- SHORT PROBLEM -
Write the count of lines that contain the word "text" and nothing else.
· · · ·
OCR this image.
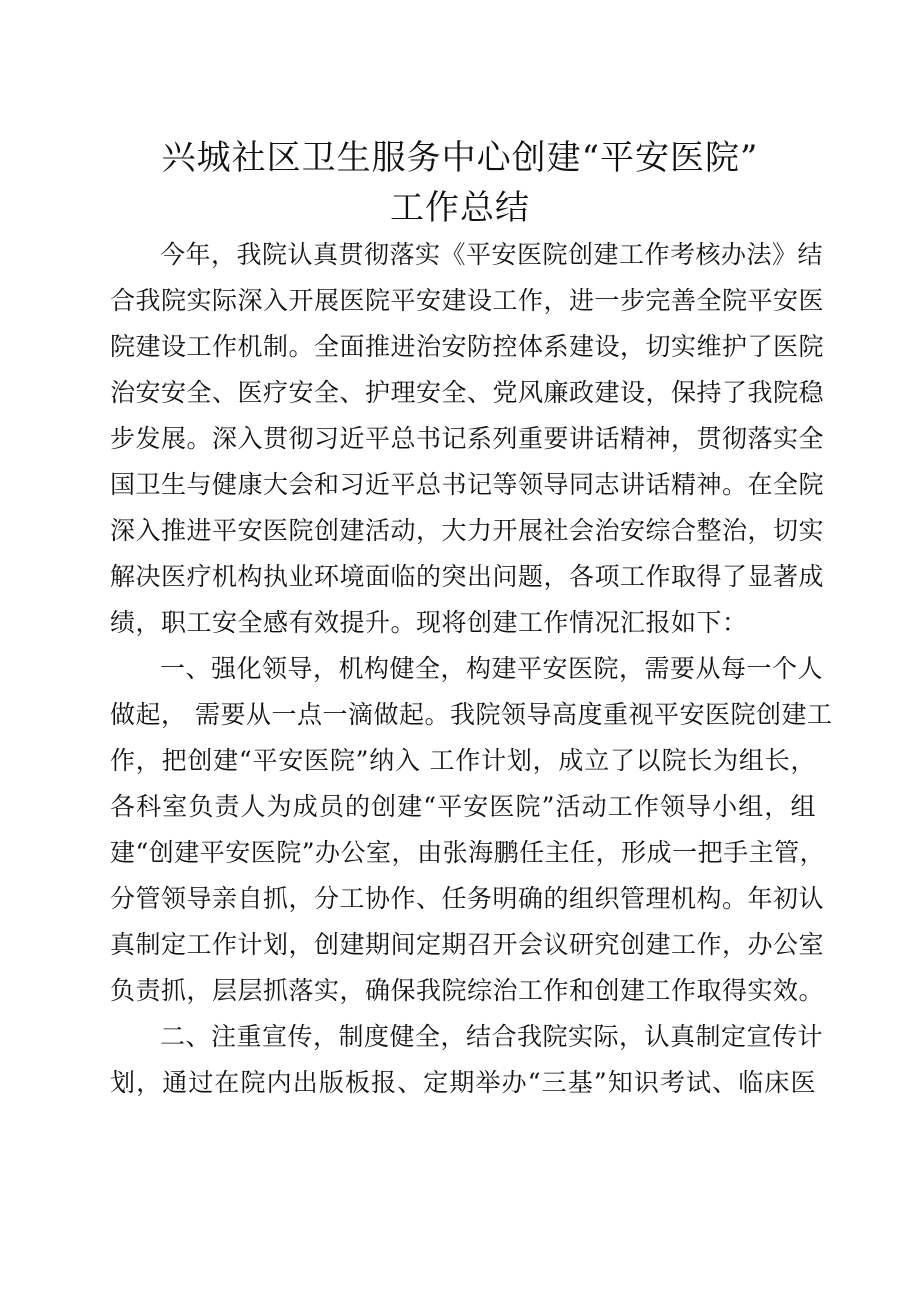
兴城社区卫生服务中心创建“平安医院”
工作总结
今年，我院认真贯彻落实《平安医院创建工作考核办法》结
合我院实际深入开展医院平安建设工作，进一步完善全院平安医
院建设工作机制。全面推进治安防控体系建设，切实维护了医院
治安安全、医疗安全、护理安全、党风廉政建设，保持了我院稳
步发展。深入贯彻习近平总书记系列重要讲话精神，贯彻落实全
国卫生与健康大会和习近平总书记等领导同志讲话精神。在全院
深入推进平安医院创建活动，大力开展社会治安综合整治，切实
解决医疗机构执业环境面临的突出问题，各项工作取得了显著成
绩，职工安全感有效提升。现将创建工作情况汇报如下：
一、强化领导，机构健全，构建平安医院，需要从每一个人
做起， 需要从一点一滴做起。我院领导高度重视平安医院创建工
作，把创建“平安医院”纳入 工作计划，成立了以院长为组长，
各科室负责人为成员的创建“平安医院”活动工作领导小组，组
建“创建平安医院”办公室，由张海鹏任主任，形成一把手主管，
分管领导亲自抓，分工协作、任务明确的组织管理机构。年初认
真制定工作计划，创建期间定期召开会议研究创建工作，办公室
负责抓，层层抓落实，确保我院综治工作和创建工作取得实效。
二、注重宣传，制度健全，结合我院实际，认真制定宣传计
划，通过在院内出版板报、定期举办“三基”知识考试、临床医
· · · ·
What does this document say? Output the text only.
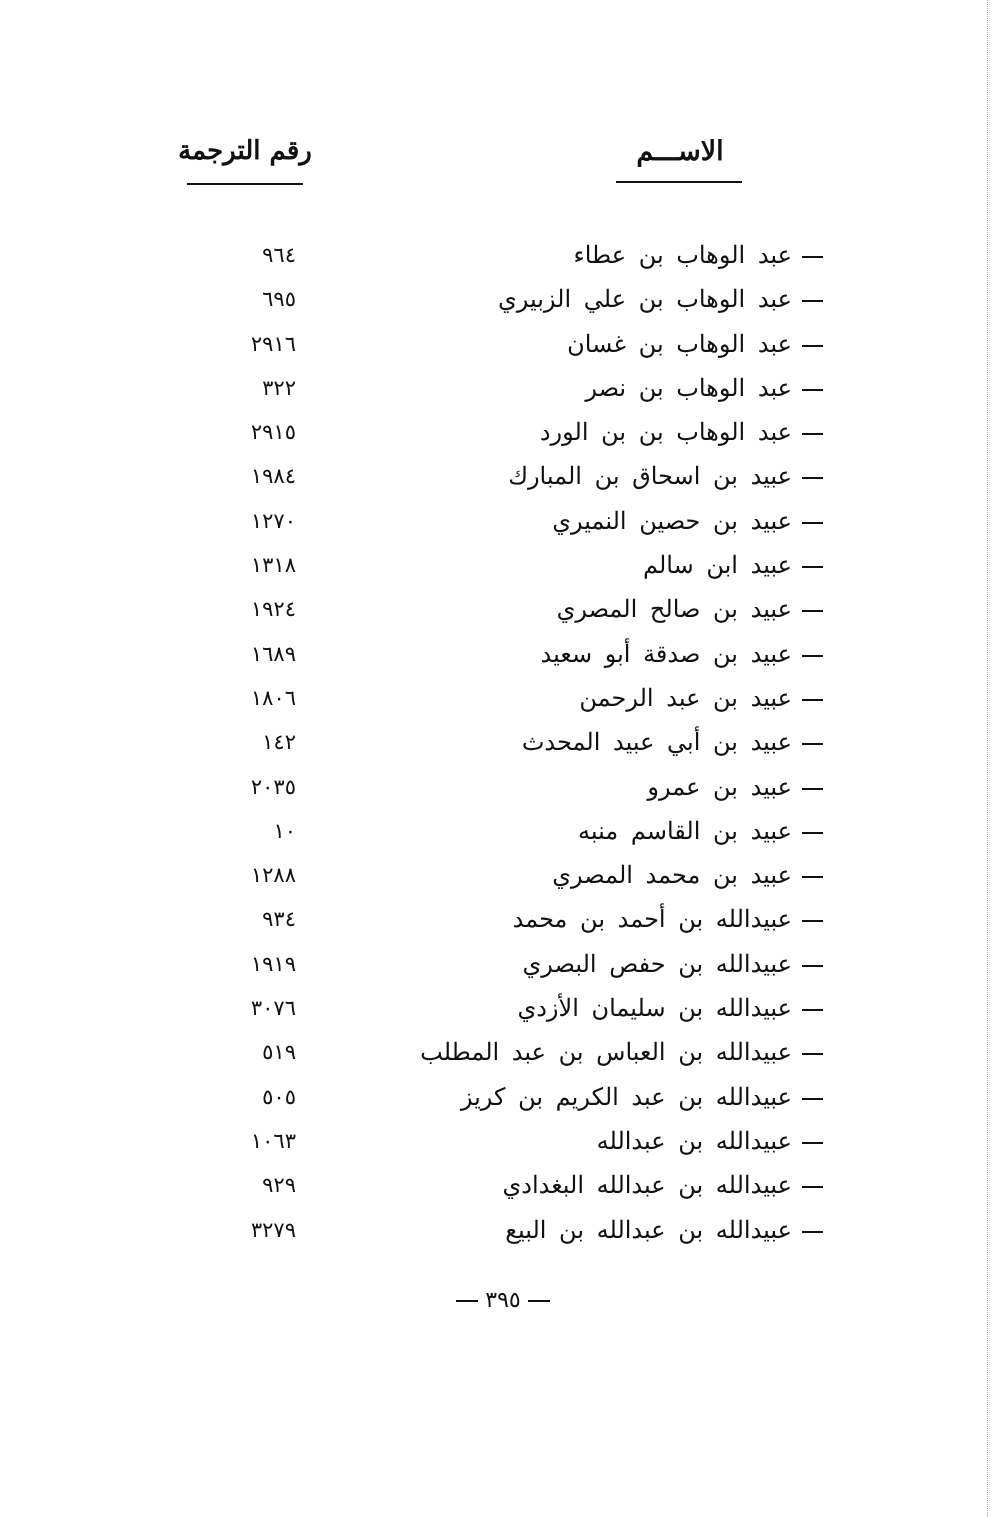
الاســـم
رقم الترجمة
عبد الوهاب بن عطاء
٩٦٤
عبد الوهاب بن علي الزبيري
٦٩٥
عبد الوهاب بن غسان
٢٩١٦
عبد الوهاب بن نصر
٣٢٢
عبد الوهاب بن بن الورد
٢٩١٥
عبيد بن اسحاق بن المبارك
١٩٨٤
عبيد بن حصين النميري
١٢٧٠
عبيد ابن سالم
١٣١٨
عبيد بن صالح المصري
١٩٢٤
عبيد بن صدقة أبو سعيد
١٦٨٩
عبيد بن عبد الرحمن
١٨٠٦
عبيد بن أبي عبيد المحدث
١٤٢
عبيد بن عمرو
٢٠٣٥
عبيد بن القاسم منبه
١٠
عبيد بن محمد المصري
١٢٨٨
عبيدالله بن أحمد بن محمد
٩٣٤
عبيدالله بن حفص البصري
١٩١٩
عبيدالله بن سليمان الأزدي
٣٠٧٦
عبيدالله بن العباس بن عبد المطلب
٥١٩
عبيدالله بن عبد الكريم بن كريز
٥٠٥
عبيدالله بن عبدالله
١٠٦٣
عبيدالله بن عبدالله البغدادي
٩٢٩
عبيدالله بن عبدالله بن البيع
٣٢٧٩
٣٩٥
· · · ·
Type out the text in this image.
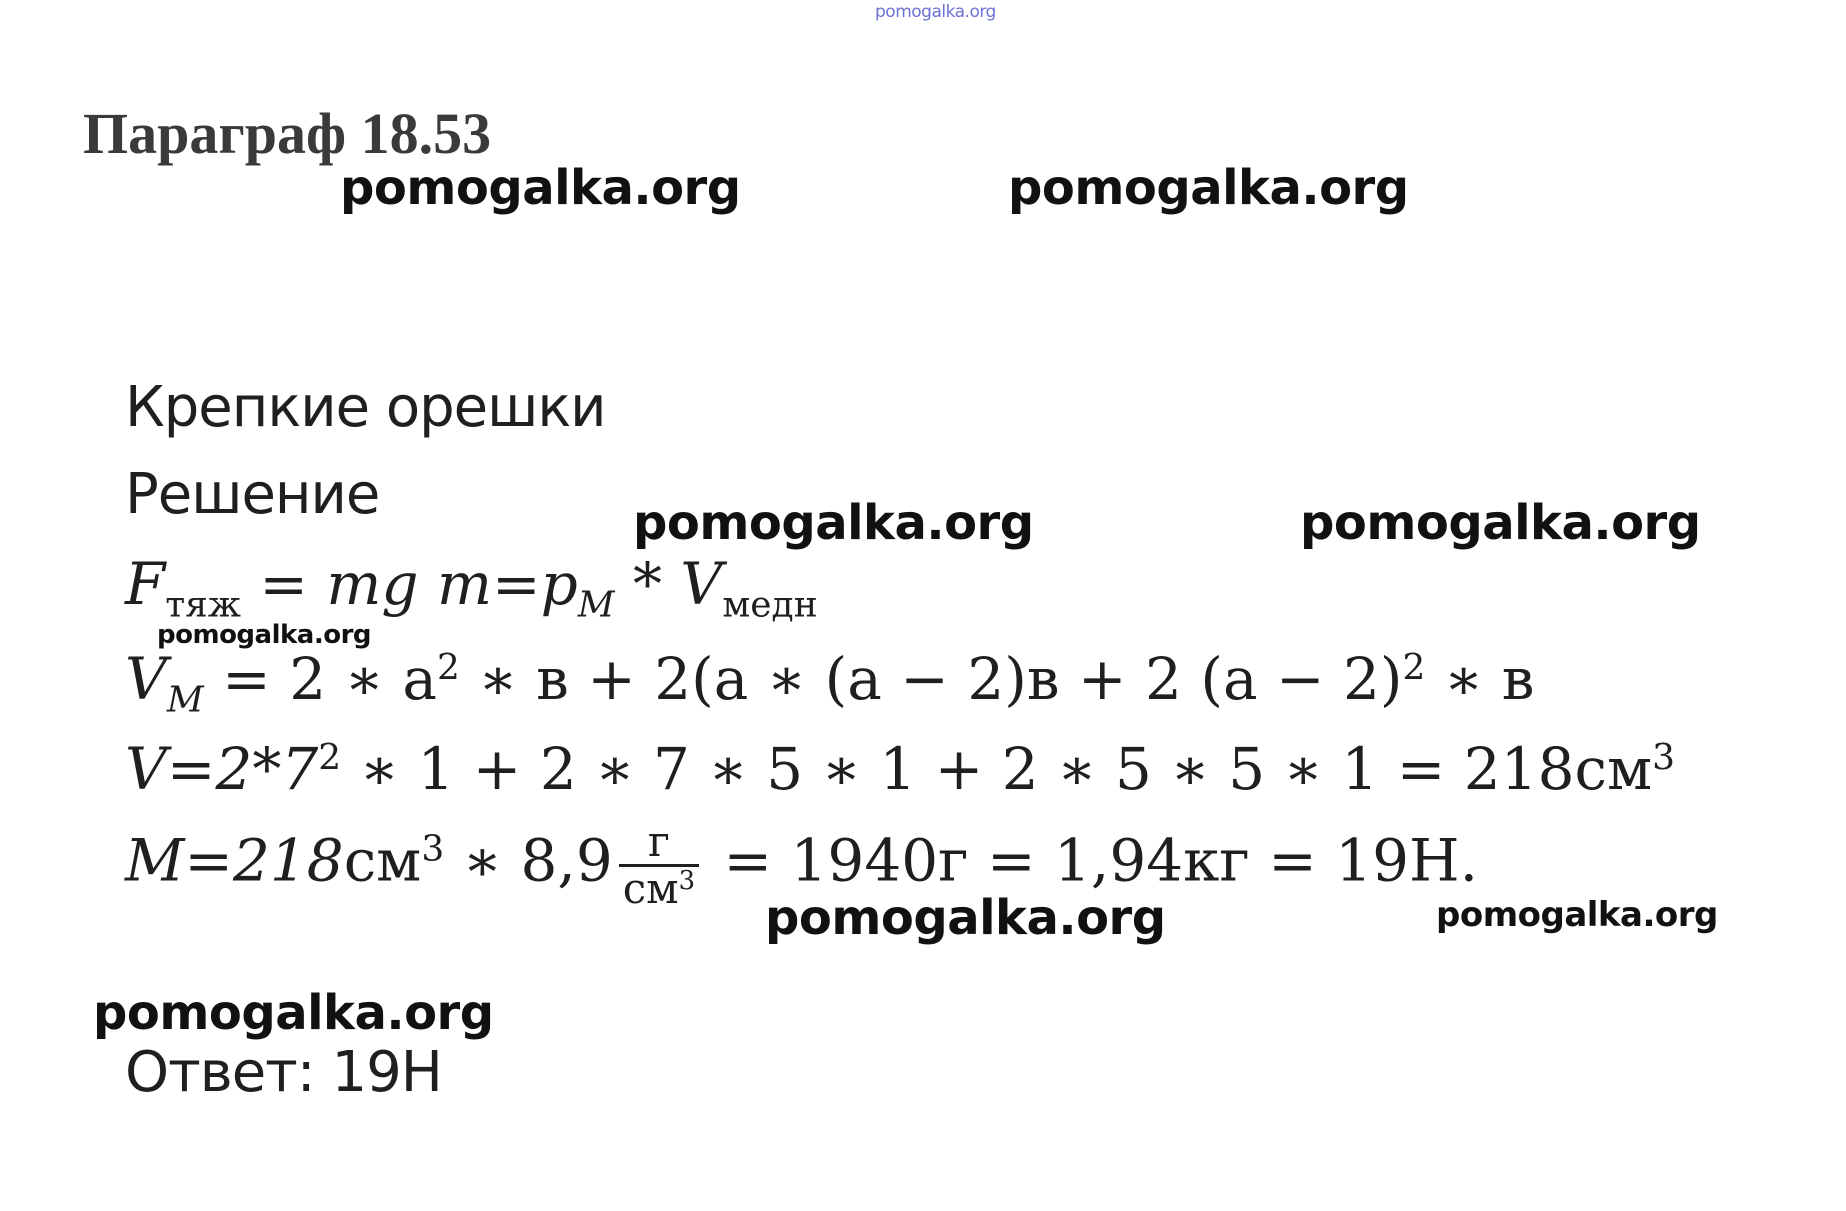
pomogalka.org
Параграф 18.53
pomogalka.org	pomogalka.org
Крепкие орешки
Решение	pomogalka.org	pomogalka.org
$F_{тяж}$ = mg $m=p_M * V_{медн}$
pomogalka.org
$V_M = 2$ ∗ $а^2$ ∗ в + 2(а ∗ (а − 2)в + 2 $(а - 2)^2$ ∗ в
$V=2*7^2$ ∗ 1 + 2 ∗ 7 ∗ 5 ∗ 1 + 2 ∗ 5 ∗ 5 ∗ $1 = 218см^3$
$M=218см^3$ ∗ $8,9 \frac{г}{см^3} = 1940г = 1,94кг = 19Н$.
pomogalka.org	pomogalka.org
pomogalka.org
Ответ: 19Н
· · · ·
- EXPECTED ANSWER -
2